Quote all of the data below exactly, please.
-- BEGIN Items --
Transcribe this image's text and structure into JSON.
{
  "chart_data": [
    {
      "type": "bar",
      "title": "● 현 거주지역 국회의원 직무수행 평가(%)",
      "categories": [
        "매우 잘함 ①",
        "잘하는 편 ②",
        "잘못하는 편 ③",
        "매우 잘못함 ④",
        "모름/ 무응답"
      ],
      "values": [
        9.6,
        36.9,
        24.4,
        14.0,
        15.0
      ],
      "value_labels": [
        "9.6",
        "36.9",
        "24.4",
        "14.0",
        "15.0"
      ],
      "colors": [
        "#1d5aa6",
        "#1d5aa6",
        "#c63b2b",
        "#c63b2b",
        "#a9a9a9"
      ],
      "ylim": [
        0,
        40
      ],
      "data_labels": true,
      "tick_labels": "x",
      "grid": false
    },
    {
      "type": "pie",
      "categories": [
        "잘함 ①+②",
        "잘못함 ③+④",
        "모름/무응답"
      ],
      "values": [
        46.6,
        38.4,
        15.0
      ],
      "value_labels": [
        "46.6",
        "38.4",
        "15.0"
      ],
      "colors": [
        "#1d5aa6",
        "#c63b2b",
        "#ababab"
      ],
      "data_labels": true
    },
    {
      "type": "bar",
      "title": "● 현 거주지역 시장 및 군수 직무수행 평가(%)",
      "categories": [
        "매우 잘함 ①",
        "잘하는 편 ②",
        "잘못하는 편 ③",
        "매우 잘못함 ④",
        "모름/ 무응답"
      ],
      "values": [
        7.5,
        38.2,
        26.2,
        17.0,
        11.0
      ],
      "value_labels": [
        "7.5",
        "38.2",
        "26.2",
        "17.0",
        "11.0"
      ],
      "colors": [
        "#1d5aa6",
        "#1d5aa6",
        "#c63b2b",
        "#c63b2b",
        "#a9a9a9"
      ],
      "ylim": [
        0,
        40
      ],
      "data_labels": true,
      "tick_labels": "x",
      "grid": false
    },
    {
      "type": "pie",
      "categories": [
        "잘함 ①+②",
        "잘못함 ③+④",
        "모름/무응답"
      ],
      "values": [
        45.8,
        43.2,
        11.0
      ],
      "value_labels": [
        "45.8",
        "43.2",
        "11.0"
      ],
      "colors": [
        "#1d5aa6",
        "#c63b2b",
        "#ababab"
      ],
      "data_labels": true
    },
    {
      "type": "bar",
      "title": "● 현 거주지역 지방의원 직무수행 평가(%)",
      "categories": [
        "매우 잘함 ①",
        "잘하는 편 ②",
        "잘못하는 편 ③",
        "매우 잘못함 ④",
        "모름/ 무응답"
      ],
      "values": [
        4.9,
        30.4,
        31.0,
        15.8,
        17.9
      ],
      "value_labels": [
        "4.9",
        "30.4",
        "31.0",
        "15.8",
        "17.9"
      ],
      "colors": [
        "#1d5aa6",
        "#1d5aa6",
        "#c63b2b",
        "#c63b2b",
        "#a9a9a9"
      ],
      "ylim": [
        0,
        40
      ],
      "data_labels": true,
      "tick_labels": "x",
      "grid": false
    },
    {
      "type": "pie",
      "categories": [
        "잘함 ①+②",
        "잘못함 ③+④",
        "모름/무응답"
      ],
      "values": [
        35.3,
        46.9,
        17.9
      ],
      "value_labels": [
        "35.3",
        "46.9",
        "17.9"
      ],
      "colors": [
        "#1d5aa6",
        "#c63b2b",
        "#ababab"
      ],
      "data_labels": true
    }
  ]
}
-- END Items --
Correct result:
Transcribe this image's text and structure into JSON.
{
  "chart_data": [
    {
      "type": "bar",
      "title": "● 현 거주지역 국회의원 직무수행 평가(%)",
      "categories": [
        "매우 잘함 ①",
        "잘하는 편 ②",
        "잘못하는 편 ③",
        "매우 잘못함 ④",
        "모름/ 무응답"
      ],
      "values": [
        9.6,
        36.9,
        24.4,
        14.0,
        15.0
      ],
      "value_labels": [
        "9.6",
        "36.9",
        "24.4",
        "14.0",
        "15.0"
      ],
      "colors": [
        "#1d5aa6",
        "#1d5aa6",
        "#c63b2b",
        "#c63b2b",
        "#a9a9a9"
      ],
      "ylim": [
        0,
        40
      ],
      "data_labels": true,
      "tick_labels": "x",
      "grid": false
    },
    {
      "type": "pie",
      "categories": [
        "잘함 ①+②",
        "잘못함 ③+④",
        "모름/무응답"
      ],
      "values": [
        46.6,
        38.4,
        15.0
      ],
      "value_labels": [
        "46.6",
        "38.4",
        "15.0"
      ],
      "colors": [
        "#1d5aa6",
        "#c63b2b",
        "#ababab"
      ],
      "data_labels": true
    },
    {
      "type": "bar",
      "title": "● 현 거주지역 시장 및 군수 직무수행 평가(%)",
      "categories": [
        "매우 잘함 ①",
        "잘하는 편 ②",
        "잘못하는 편 ③",
        "매우 잘못함 ④",
        "모름/ 무응답"
      ],
      "values": [
        7.5,
        38.2,
        26.2,
        17.0,
        11.0
      ],
      "value_labels": [
        "7.5",
        "38.2",
        "26.2",
        "17.0",
        "11.0"
      ],
      "colors": [
        "#1d5aa6",
        "#1d5aa6",
        "#c63b2b",
        "#c63b2b",
        "#a9a9a9"
      ],
      "ylim": [
        0,
        40
      ],
      "data_labels": true,
      "tick_labels": "x",
      "grid": false
    },
    {
      "type": "pie",
      "categories": [
        "잘함 ①+②",
        "잘못함 ③+④",
        "모름/무응답"
      ],
      "values": [
        45.8,
        43.2,
        11.0
      ],
      "value_labels": [
        "45.8",
        "43.2",
        "11.0"
      ],
      "colors": [
        "#1d5aa6",
        "#c63b2b",
        "#ababab"
      ],
      "data_labels": true
    },
    {
      "type": "bar",
      "title": "● 현 거주지역 지방의원 직무수행 평가(%)",
      "categories": [
        "매우 잘함 ①",
        "잘하는 편 ②",
        "잘못하는 편 ③",
        "매우 잘못함 ④",
        "모름/ 무응답"
      ],
      "values": [
        4.9,
        30.4,
        31.0,
        15.8,
        17.9
      ],
      "value_labels": [
        "4.9",
        "30.4",
        "31.0",
        "15.8",
        "17.9"
      ],
      "colors": [
        "#1d5aa6",
        "#1d5aa6",
        "#c63b2b",
        "#c63b2b",
        "#a9a9a9"
      ],
      "ylim": [
        0,
        40
      ],
      "data_labels": true,
      "tick_labels": "x",
      "grid": false
    },
    {
      "type": "pie",
      "categories": [
        "잘함 ①+②",
        "잘못함 ③+④",
        "모름/무응답"
      ],
      "values": [
        35.3,
        46.9,
        17.9
      ],
      "value_labels": [
        "35.3",
        "46.9",
        "17.9"
      ],
      "colors": [
        "#1d5aa6",
        "#c63b2b",
        "#ababab"
      ],
      "data_labels": true
    }
  ]
}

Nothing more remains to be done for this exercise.